◆ Set exercise ◆
Write out the full listing again, exactly as it stands.

◆ Record set ◆

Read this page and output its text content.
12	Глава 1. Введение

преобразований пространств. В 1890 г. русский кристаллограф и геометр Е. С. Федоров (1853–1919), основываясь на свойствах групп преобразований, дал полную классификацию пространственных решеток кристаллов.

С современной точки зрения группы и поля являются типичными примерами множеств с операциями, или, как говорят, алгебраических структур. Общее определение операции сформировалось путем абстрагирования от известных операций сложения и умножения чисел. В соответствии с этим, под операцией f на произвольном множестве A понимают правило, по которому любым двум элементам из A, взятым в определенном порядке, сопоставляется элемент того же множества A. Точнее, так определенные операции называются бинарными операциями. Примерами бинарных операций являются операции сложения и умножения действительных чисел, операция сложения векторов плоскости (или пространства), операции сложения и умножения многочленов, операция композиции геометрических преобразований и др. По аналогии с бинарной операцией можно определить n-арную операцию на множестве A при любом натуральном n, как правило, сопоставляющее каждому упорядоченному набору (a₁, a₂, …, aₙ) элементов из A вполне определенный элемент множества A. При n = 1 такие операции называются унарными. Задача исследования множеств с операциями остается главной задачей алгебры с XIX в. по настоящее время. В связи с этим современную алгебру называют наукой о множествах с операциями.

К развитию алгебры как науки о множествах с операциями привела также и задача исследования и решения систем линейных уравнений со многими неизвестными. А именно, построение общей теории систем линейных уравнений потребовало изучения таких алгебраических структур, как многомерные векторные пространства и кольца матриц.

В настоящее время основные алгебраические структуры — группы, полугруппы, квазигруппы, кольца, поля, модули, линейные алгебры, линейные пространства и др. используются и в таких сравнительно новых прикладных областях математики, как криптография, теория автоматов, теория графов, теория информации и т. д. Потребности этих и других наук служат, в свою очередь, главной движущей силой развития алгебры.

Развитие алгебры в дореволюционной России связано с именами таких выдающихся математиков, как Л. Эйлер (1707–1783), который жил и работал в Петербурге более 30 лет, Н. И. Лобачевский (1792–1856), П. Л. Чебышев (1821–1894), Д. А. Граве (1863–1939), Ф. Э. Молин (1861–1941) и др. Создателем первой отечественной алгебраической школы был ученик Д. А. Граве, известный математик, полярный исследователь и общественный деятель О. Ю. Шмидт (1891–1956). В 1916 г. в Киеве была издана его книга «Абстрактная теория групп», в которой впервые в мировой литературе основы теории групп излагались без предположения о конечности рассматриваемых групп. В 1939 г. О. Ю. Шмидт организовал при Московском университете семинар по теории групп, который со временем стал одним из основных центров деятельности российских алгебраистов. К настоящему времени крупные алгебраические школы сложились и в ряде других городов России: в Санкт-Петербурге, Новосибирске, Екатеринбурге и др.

◆ The solution ◆
Read this page and output its text content.
12	Глава 1. Введение

преобразований пространств. В 1890 г. русский кристаллограф и геометр Е. С. Федоров (1853–1919), основываясь на свойствах групп преобразований, дал полную классификацию пространственных решеток кристаллов.

С современной точки зрения группы и поля являются типичными примерами множеств с операциями, или, как говорят, алгебраических структур. Общее определение операции сформировалось путем абстрагирования от известных операций сложения и умножения чисел. В соответствии с этим, под операцией f на произвольном множестве A понимают правило, по которому любым двум элементам из A, взятым в определенном порядке, сопоставляется элемент того же множества A. Точнее, так определенные операции называются бинарными операциями. Примерами бинарных операций являются операции сложения и умножения действительных чисел, операция сложения векторов плоскости (или пространства), операции сложения и умножения многочленов, операция композиции геометрических преобразований и др. По аналогии с бинарной операцией можно определить n-арную операцию на множестве A при любом натуральном n, как правило, сопоставляющее каждому упорядоченному набору (a₁, a₂, …, aₙ) элементов из A вполне определенный элемент множества A. При n = 1 такие операции называются унарными. Задача исследования множеств с операциями остается главной задачей алгебры с XIX в. по настоящее время. В связи с этим современную алгебру называют наукой о множествах с операциями.

К развитию алгебры как науки о множествах с операциями привела также и задача исследования и решения систем линейных уравнений со многими неизвестными. А именно, построение общей теории систем линейных уравнений потребовало изучения таких алгебраических структур, как многомерные векторные пространства и кольца матриц.

В настоящее время основные алгебраические структуры — группы, полугруппы, квазигруппы, кольца, поля, модули, линейные алгебры, линейные пространства и др. используются и в таких сравнительно новых прикладных областях математики, как криптография, теория автоматов, теория графов, теория информации и т. д. Потребности этих и других наук служат, в свою очередь, главной движущей силой развития алгебры.

Развитие алгебры в дореволюционной России связано с именами таких выдающихся математиков, как Л. Эйлер (1707–1783), который жил и работал в Петербурге более 30 лет, Н. И. Лобачевский (1792–1856), П. Л. Чебышев (1821–1894), Д. А. Граве (1863–1939), Ф. Э. Молин (1861–1941) и др. Создателем первой отечественной алгебраической школы был ученик Д. А. Граве, известный математик, полярный исследователь и общественный деятель О. Ю. Шмидт (1891–1956). В 1916 г. в Киеве была издана его книга «Абстрактная теория групп», в которой впервые в мировой литературе основы теории групп излагались без предположения о конечности рассматриваемых групп. В 1939 г. О. Ю. Шмидт организовал при Московском университете семинар по теории групп, который со временем стал одним из основных центров деятельности российских алгебраистов. К настоящему времени крупные алгебраические школы сложились и в ряде других городов России: в Санкт-Петербурге, Новосибирске, Екатеринбурге и др.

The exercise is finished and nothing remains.